### THE EXERCISE
Reply with one number: the count of lines in the listing that contain the string "محمد".

########################################

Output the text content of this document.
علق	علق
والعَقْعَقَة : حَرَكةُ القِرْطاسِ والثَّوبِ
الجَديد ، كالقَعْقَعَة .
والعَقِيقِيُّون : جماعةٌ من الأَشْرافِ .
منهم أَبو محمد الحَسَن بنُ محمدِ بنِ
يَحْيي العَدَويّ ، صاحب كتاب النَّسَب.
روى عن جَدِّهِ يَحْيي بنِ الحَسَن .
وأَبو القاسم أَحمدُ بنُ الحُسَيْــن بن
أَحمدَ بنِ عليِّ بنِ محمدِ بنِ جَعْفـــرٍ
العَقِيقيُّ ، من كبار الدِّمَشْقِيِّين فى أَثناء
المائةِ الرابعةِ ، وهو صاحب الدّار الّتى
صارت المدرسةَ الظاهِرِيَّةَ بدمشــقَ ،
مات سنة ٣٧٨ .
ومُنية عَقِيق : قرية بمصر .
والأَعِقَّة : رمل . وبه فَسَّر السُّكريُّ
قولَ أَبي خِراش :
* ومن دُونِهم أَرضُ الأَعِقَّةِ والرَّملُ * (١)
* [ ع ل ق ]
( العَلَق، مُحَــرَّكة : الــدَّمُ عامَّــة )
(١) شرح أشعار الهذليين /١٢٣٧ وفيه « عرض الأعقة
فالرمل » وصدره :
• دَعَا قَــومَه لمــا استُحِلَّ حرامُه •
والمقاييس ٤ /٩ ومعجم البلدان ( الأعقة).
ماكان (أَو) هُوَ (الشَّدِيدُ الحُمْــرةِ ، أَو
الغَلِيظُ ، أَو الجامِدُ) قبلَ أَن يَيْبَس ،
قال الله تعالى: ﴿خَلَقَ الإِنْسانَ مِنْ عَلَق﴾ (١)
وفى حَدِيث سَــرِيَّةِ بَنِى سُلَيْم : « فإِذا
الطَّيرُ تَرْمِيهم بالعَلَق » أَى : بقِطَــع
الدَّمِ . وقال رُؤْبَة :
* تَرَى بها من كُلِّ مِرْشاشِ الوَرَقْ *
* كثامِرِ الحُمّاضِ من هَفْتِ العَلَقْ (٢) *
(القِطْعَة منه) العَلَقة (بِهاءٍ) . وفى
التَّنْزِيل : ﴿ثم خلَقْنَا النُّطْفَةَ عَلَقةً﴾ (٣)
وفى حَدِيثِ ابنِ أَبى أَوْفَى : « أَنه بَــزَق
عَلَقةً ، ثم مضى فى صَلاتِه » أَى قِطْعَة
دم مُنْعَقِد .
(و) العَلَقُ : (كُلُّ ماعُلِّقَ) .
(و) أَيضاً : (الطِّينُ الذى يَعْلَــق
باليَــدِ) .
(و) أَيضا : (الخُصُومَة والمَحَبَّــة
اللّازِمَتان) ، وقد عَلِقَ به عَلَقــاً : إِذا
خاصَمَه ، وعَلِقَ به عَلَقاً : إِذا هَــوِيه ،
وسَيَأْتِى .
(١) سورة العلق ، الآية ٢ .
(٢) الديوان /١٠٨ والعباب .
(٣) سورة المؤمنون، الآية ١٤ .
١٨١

########################################

### TASK ANSWER
2